-- START OF Records to process --

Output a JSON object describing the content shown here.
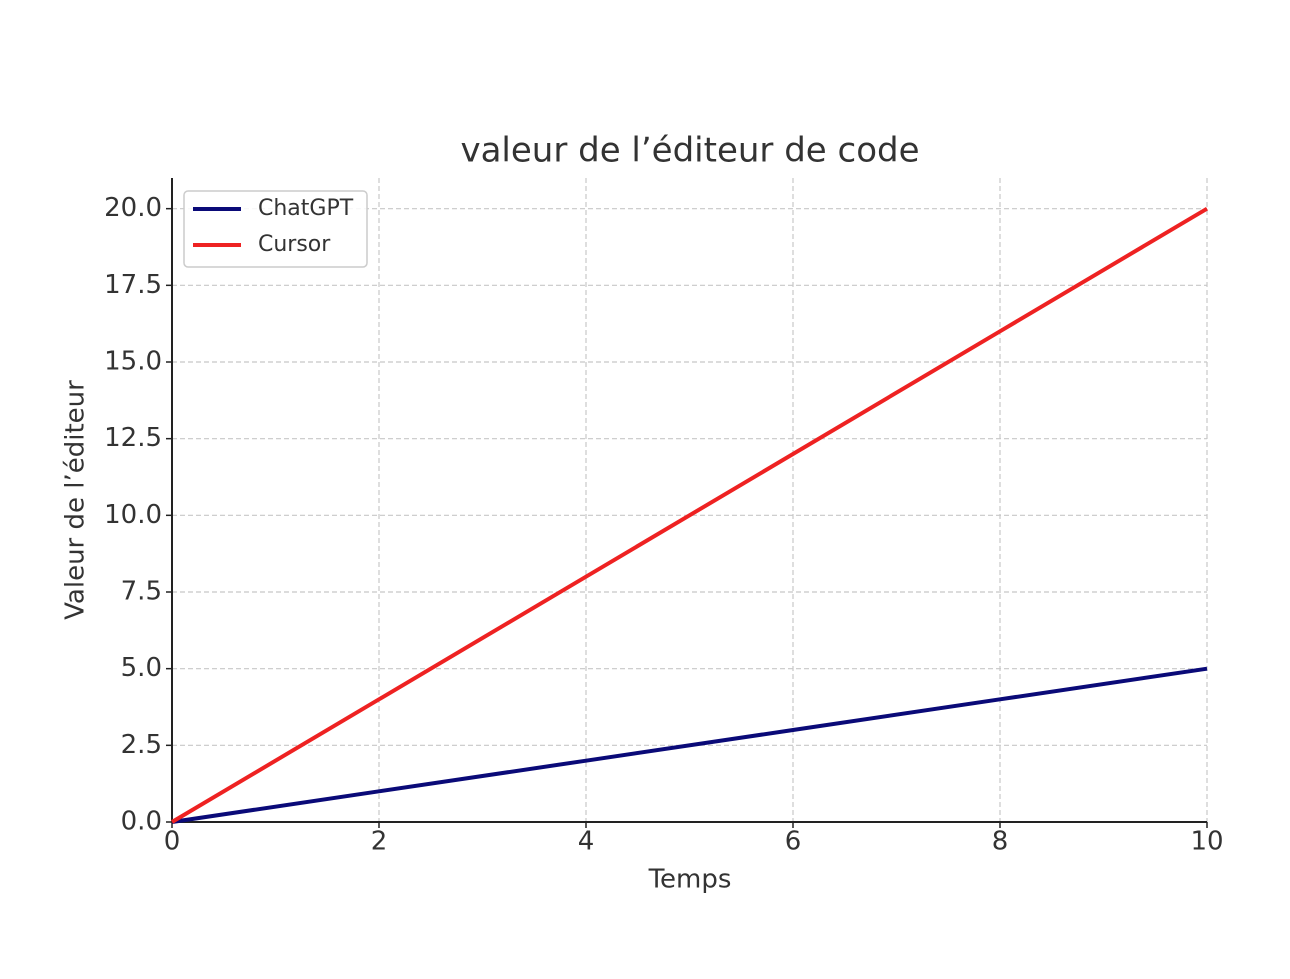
{
  "chart_data": {
    "type": "line",
    "title": "valeur de l’éditeur de code",
    "x_label": "Temps",
    "y_label": "Valeur de l’éditeur",
    "x": [
      0,
      2,
      4,
      6,
      8,
      10
    ],
    "series": [
      {
        "name": "ChatGPT",
        "color": "#0a0a78",
        "values": [
          0,
          1,
          2,
          3,
          4,
          5
        ]
      },
      {
        "name": "Cursor",
        "color": "#ee2222",
        "values": [
          0,
          4,
          8,
          12,
          16,
          20
        ]
      }
    ],
    "xlim": [
      0,
      10
    ],
    "xticks": [
      0,
      2,
      4,
      6,
      8,
      10
    ],
    "ylim": [
      0,
      21
    ],
    "yticks": [
      {
        "value": 0,
        "label": "0.0"
      },
      {
        "value": 2.5,
        "label": "2.5"
      },
      {
        "value": 5,
        "label": "5.0"
      },
      {
        "value": 7.5,
        "label": "7.5"
      },
      {
        "value": 10,
        "label": "10.0"
      },
      {
        "value": 12.5,
        "label": "12.5"
      },
      {
        "value": 15,
        "label": "15.0"
      },
      {
        "value": 17.5,
        "label": "17.5"
      },
      {
        "value": 20,
        "label": "20.0"
      }
    ],
    "grid": true,
    "legend": "upper left"
  }
}
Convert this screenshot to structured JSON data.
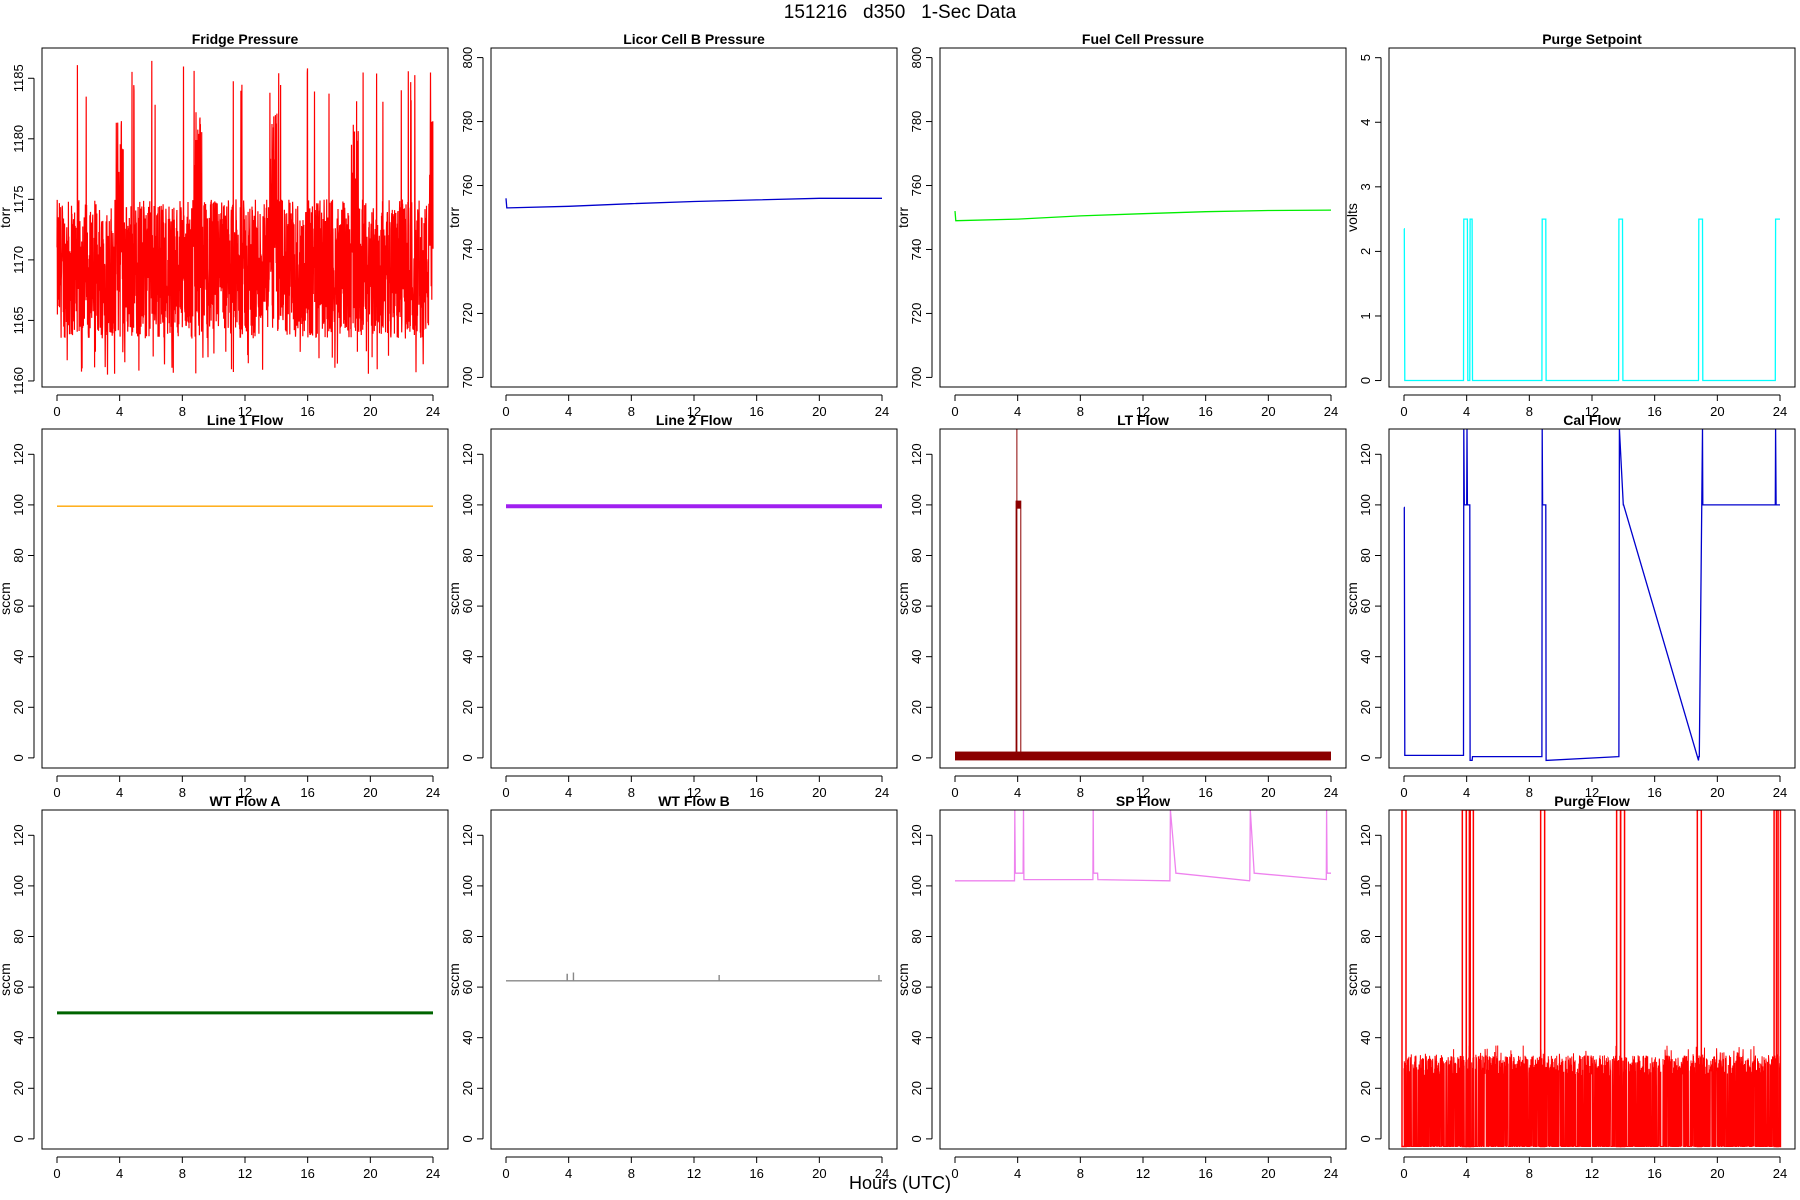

-- END OF Records to process --

Task details -
Return the listing above word for word, with the pictures removed.

Task solution -
Output a JSON object describing the content shown here.
{
  "chart_data": {
    "type": "line",
    "title": "valeur de l’éditeur de code",
    "x_label": "Temps",
    "y_label": "Valeur de l’éditeur",
    "x": [
      0,
      2,
      4,
      6,
      8,
      10
    ],
    "series": [
      {
        "name": "ChatGPT",
        "color": "#0a0a78",
        "values": [
          0,
          1,
          2,
          3,
          4,
          5
        ]
      },
      {
        "name": "Cursor",
        "color": "#ee2222",
        "values": [
          0,
          4,
          8,
          12,
          16,
          20
        ]
      }
    ],
    "xlim": [
      0,
      10
    ],
    "xticks": [
      0,
      2,
      4,
      6,
      8,
      10
    ],
    "ylim": [
      0,
      21
    ],
    "yticks": [
      {
        "value": 0,
        "label": "0.0"
      },
      {
        "value": 2.5,
        "label": "2.5"
      },
      {
        "value": 5,
        "label": "5.0"
      },
      {
        "value": 7.5,
        "label": "7.5"
      },
      {
        "value": 10,
        "label": "10.0"
      },
      {
        "value": 12.5,
        "label": "12.5"
      },
      {
        "value": 15,
        "label": "15.0"
      },
      {
        "value": 17.5,
        "label": "17.5"
      },
      {
        "value": 20,
        "label": "20.0"
      }
    ],
    "grid": true,
    "legend": "upper left"
  }
}
Convert this screenshot to structured JSON data.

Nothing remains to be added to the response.